== Working data

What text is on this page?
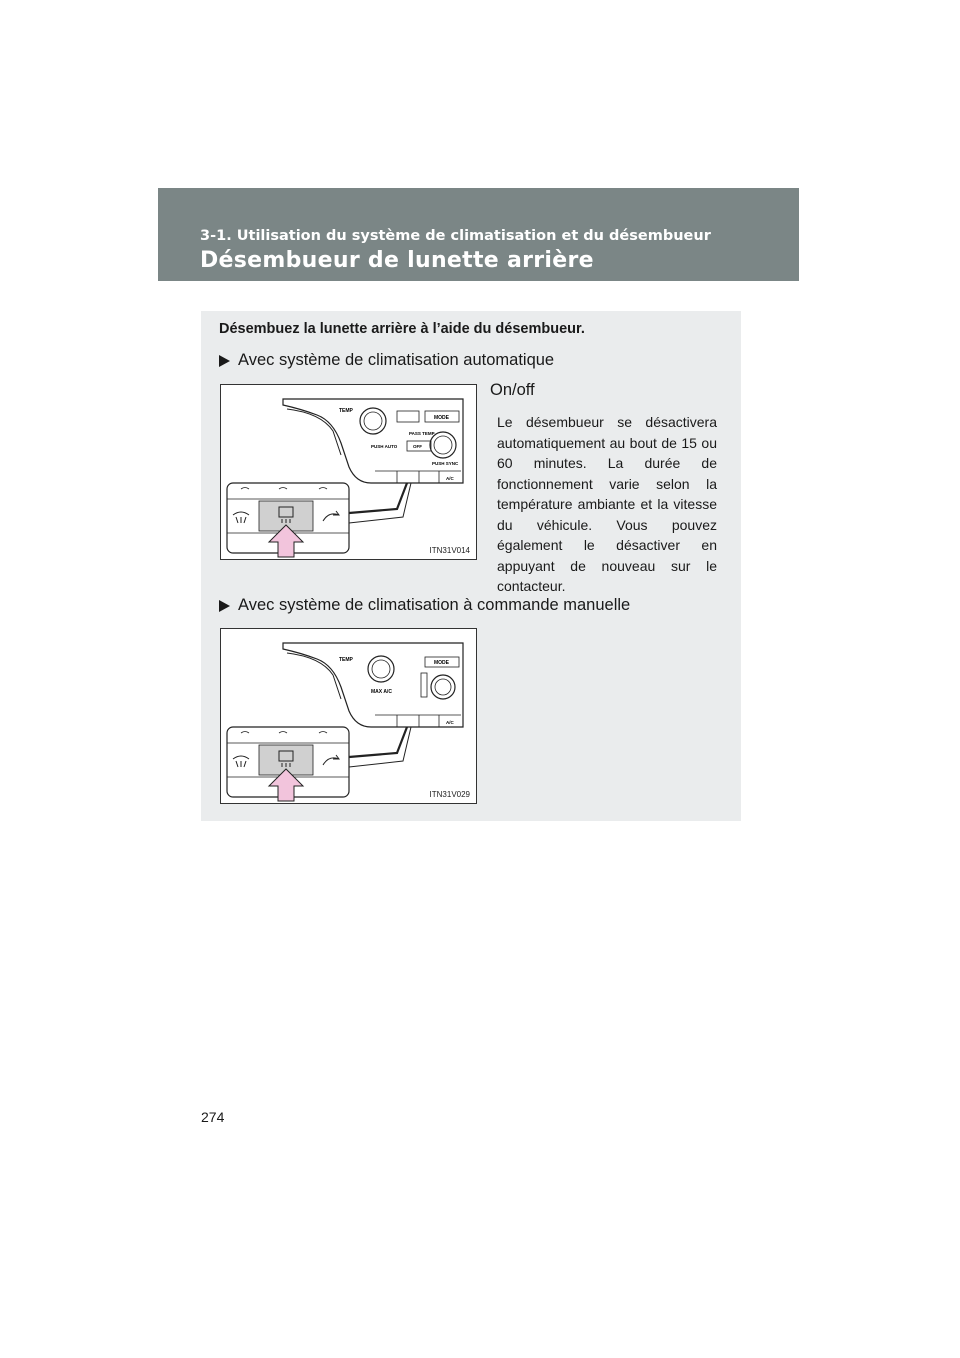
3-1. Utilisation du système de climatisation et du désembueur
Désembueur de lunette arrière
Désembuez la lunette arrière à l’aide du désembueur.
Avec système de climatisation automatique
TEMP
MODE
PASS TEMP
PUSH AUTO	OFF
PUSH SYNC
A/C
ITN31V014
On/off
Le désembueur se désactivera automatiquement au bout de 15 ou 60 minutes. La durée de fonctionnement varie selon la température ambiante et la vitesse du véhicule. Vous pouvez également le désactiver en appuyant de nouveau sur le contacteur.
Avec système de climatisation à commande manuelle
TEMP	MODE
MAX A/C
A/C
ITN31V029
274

====
== Working data

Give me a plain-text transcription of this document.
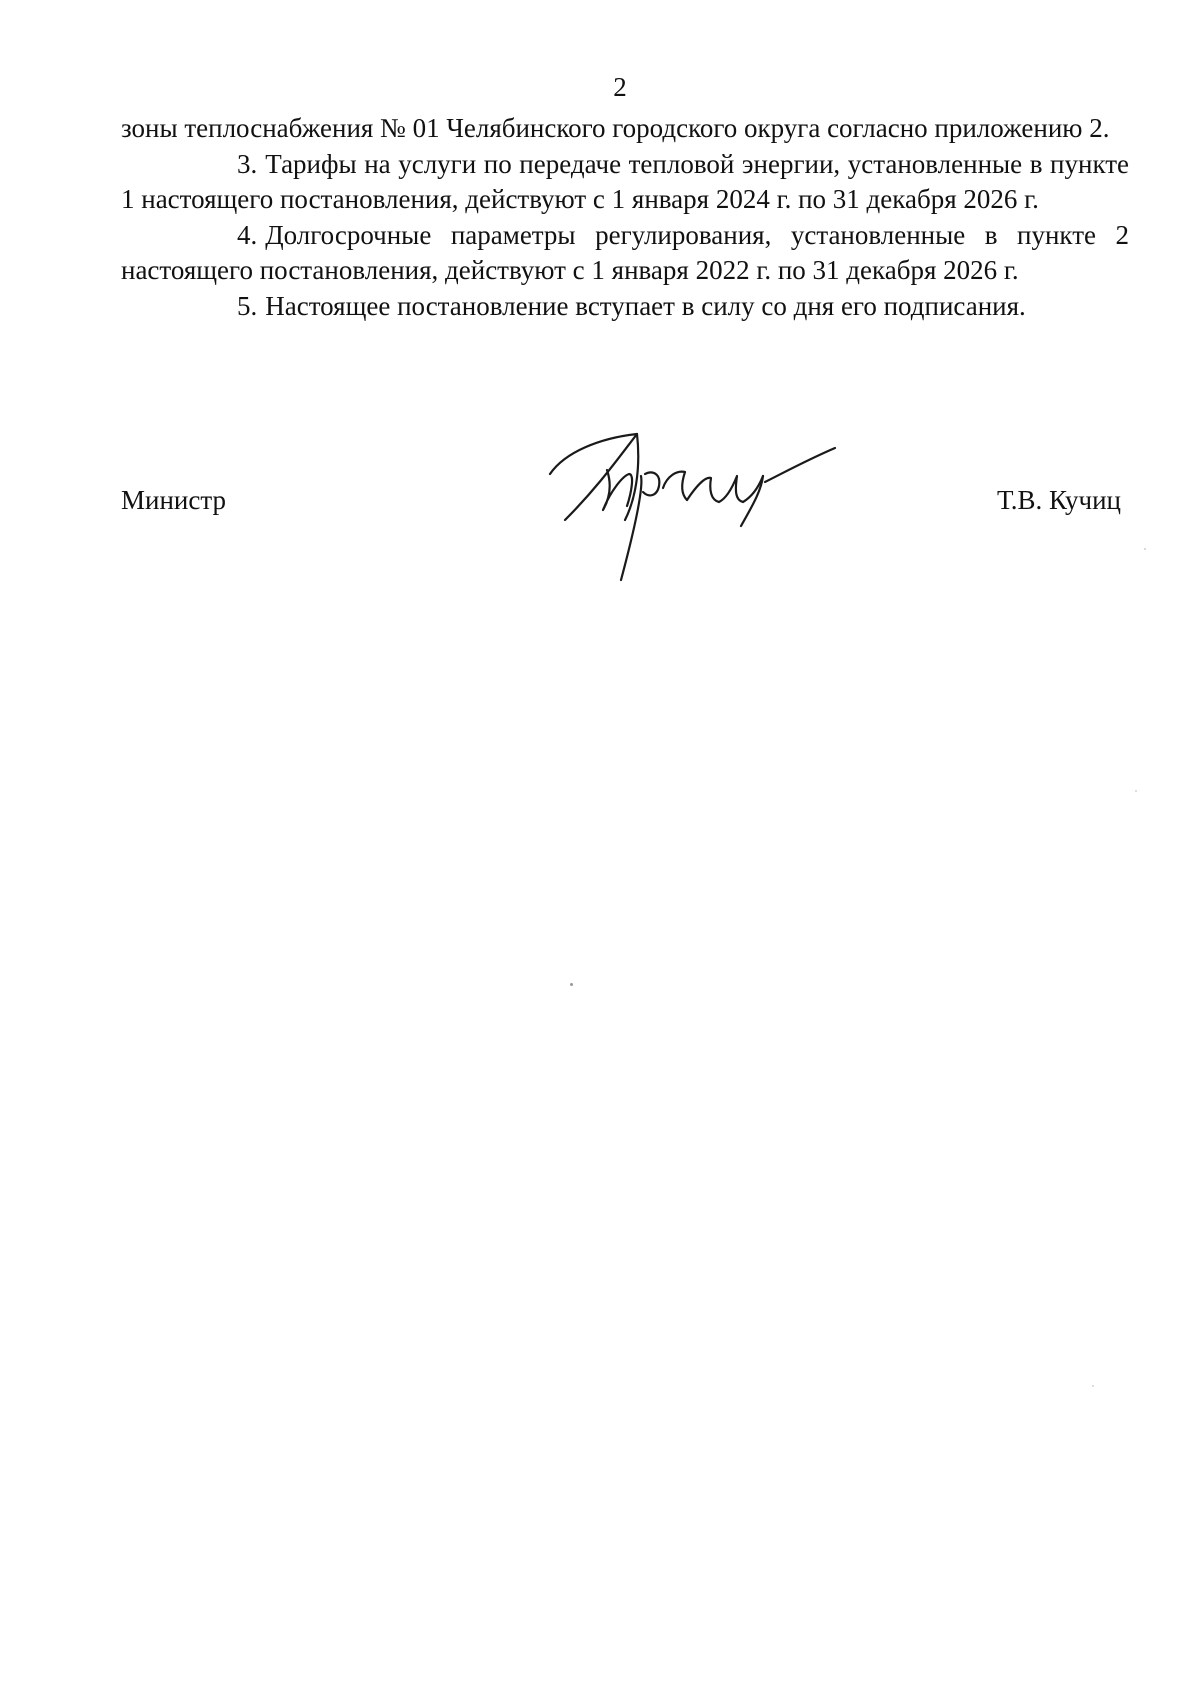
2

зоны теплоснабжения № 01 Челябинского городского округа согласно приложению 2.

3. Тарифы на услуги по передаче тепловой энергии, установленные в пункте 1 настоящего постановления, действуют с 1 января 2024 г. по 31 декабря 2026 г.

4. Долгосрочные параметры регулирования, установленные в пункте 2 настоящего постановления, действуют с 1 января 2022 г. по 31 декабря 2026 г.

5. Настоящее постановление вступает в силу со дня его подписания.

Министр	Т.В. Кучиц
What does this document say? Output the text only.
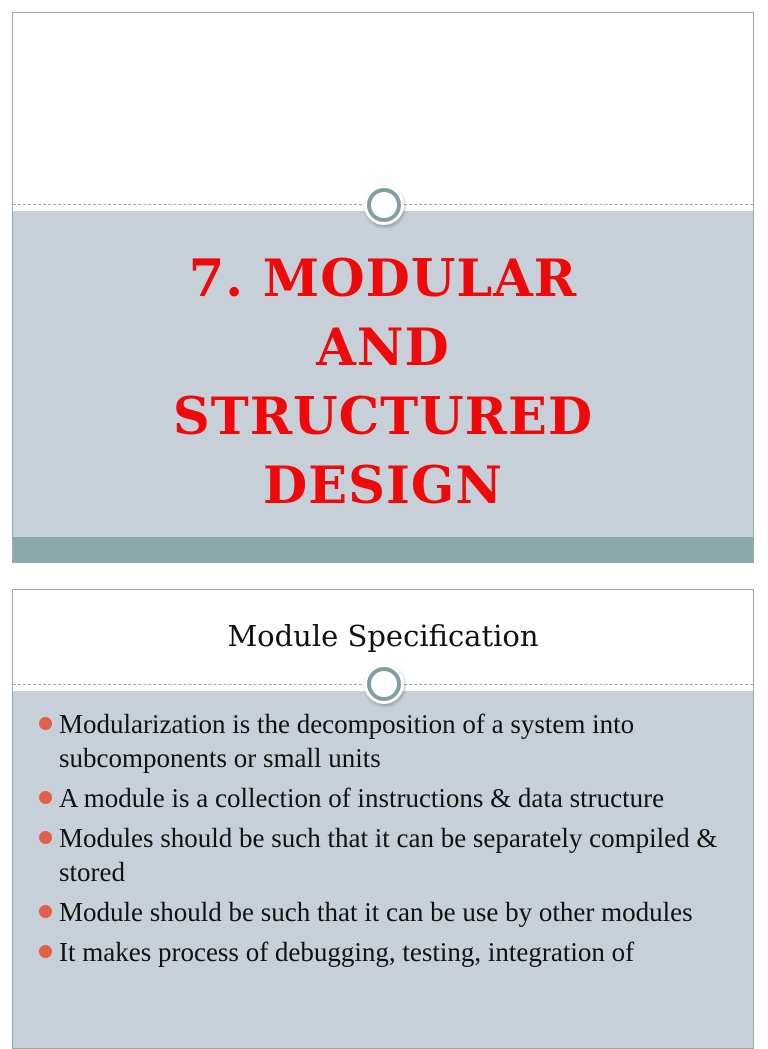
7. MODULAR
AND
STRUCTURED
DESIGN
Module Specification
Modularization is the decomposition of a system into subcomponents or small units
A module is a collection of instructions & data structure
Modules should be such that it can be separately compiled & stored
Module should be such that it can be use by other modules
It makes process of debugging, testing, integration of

====

What needs to be done →
Read the entries and show each line that mentions "пункте".

The response →
3. Тарифы на услуги по передаче тепловой энергии, установленные в пункте 1 настоящего постановления, действуют с 1 января 2024 г. по 31 декабря 2026 г.
4. Долгосрочные параметры регулирования, установленные в пункте 2 настоящего постановления, действуют с 1 января 2022 г. по 31 декабря 2026 г.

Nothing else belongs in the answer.